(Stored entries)
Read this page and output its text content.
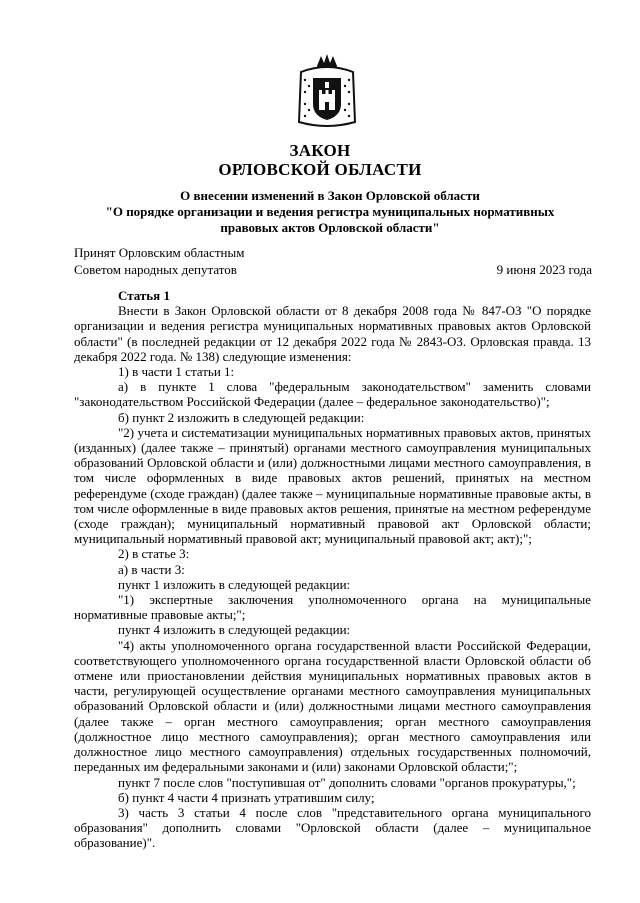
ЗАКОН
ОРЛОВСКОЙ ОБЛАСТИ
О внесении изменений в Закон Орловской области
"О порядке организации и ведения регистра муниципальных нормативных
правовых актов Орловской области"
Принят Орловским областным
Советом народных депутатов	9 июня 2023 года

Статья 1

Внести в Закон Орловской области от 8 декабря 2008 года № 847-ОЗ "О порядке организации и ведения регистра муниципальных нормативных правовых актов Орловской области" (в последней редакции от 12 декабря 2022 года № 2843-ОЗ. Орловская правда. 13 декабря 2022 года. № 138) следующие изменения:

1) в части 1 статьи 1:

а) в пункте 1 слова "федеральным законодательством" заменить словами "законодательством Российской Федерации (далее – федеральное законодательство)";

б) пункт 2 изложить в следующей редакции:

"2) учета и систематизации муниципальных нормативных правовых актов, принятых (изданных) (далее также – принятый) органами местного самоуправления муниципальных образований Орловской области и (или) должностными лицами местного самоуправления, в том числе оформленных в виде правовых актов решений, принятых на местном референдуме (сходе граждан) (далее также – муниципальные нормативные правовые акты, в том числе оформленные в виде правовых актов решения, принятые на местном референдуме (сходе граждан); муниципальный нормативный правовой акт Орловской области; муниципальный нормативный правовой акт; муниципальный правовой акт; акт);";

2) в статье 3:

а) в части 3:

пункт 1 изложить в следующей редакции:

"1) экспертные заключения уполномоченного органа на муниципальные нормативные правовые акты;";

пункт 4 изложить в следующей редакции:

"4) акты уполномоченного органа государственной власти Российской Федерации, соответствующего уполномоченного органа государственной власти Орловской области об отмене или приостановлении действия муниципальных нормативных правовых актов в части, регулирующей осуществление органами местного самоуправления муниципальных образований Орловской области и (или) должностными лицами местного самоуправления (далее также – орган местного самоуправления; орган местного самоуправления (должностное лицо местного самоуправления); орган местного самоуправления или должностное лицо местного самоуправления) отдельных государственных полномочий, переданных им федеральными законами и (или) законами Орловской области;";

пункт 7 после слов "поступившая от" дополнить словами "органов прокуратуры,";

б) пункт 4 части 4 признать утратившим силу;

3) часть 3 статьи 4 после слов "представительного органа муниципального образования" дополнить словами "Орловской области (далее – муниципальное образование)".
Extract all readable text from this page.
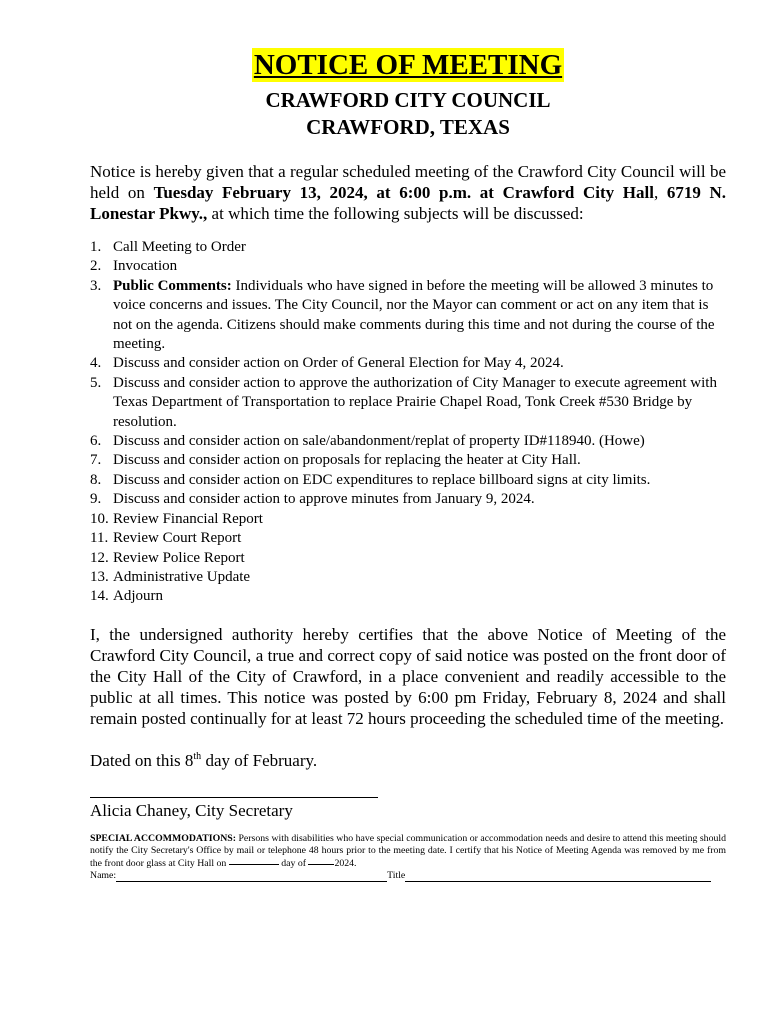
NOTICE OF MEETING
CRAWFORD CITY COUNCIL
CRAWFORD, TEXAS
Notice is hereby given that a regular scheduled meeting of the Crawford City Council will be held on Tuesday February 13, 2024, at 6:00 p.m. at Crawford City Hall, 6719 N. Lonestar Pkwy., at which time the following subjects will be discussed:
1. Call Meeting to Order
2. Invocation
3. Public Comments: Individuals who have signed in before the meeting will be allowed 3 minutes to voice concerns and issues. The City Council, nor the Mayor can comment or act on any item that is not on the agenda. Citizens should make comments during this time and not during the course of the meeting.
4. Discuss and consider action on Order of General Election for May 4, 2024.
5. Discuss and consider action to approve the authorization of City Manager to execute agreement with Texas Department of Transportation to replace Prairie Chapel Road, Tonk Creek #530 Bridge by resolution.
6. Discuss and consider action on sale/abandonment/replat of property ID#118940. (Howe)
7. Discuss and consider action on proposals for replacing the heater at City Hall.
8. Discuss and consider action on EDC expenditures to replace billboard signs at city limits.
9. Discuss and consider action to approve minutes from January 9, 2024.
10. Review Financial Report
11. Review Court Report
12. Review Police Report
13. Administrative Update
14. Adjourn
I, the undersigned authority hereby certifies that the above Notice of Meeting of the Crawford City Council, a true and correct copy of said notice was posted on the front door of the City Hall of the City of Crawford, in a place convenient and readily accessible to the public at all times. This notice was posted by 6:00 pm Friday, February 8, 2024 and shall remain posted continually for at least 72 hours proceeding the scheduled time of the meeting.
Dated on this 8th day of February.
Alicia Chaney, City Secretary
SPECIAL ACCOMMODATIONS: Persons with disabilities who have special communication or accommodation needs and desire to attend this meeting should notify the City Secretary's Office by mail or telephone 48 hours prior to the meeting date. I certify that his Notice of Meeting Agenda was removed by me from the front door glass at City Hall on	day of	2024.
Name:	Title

## TASK GOAL
Except for the pictures, give all the material above again verbatim.

## COMPLETE OUTPUT
Read this page and output its text content.
ЗАКОН
ОРЛОВСКОЙ ОБЛАСТИ
О внесении изменений в Закон Орловской области
"О порядке организации и ведения регистра муниципальных нормативных
правовых актов Орловской области"
Принят Орловским областным
Советом народных депутатов	9 июня 2023 года

Статья 1

Внести в Закон Орловской области от 8 декабря 2008 года № 847-ОЗ "О порядке организации и ведения регистра муниципальных нормативных правовых актов Орловской области" (в последней редакции от 12 декабря 2022 года № 2843-ОЗ. Орловская правда. 13 декабря 2022 года. № 138) следующие изменения:

1) в части 1 статьи 1:

а) в пункте 1 слова "федеральным законодательством" заменить словами "законодательством Российской Федерации (далее – федеральное законодательство)";

б) пункт 2 изложить в следующей редакции:

"2) учета и систематизации муниципальных нормативных правовых актов, принятых (изданных) (далее также – принятый) органами местного самоуправления муниципальных образований Орловской области и (или) должностными лицами местного самоуправления, в том числе оформленных в виде правовых актов решений, принятых на местном референдуме (сходе граждан) (далее также – муниципальные нормативные правовые акты, в том числе оформленные в виде правовых актов решения, принятые на местном референдуме (сходе граждан); муниципальный нормативный правовой акт Орловской области; муниципальный нормативный правовой акт; муниципальный правовой акт; акт);";

2) в статье 3:

а) в части 3:

пункт 1 изложить в следующей редакции:

"1) экспертные заключения уполномоченного органа на муниципальные нормативные правовые акты;";

пункт 4 изложить в следующей редакции:

"4) акты уполномоченного органа государственной власти Российской Федерации, соответствующего уполномоченного органа государственной власти Орловской области об отмене или приостановлении действия муниципальных нормативных правовых актов в части, регулирующей осуществление органами местного самоуправления муниципальных образований Орловской области и (или) должностными лицами местного самоуправления (далее также – орган местного самоуправления; орган местного самоуправления (должностное лицо местного самоуправления); орган местного самоуправления или должностное лицо местного самоуправления) отдельных государственных полномочий, переданных им федеральными законами и (или) законами Орловской области;";

пункт 7 после слов "поступившая от" дополнить словами "органов прокуратуры,";

б) пункт 4 части 4 признать утратившим силу;

3) часть 3 статьи 4 после слов "представительного органа муниципального образования" дополнить словами "Орловской области (далее – муниципальное образование)".
Extract all readable text from this page.
NOTICE OF MEETING
CRAWFORD CITY COUNCIL
CRAWFORD, TEXAS
Notice is hereby given that a regular scheduled meeting of the Crawford City Council will be held on Tuesday February 13, 2024, at 6:00 p.m. at Crawford City Hall, 6719 N. Lonestar Pkwy., at which time the following subjects will be discussed:
1. Call Meeting to Order
2. Invocation
3. Public Comments: Individuals who have signed in before the meeting will be allowed 3 minutes to voice concerns and issues. The City Council, nor the Mayor can comment or act on any item that is not on the agenda. Citizens should make comments during this time and not during the course of the meeting.
4. Discuss and consider action on Order of General Election for May 4, 2024.
5. Discuss and consider action to approve the authorization of City Manager to execute agreement with Texas Department of Transportation to replace Prairie Chapel Road, Tonk Creek #530 Bridge by resolution.
6. Discuss and consider action on sale/abandonment/replat of property ID#118940. (Howe)
7. Discuss and consider action on proposals for replacing the heater at City Hall.
8. Discuss and consider action on EDC expenditures to replace billboard signs at city limits.
9. Discuss and consider action to approve minutes from January 9, 2024.
10. Review Financial Report
11. Review Court Report
12. Review Police Report
13. Administrative Update
14. Adjourn
I, the undersigned authority hereby certifies that the above Notice of Meeting of the Crawford City Council, a true and correct copy of said notice was posted on the front door of the City Hall of the City of Crawford, in a place convenient and readily accessible to the public at all times. This notice was posted by 6:00 pm Friday, February 8, 2024 and shall remain posted continually for at least 72 hours proceeding the scheduled time of the meeting.
Dated on this 8th day of February.
Alicia Chaney, City Secretary
SPECIAL ACCOMMODATIONS: Persons with disabilities who have special communication or accommodation needs and desire to attend this meeting should notify the City Secretary's Office by mail or telephone 48 hours prior to the meeting date. I certify that his Notice of Meeting Agenda was removed by me from the front door glass at City Hall on	day of	2024.
Name:	Title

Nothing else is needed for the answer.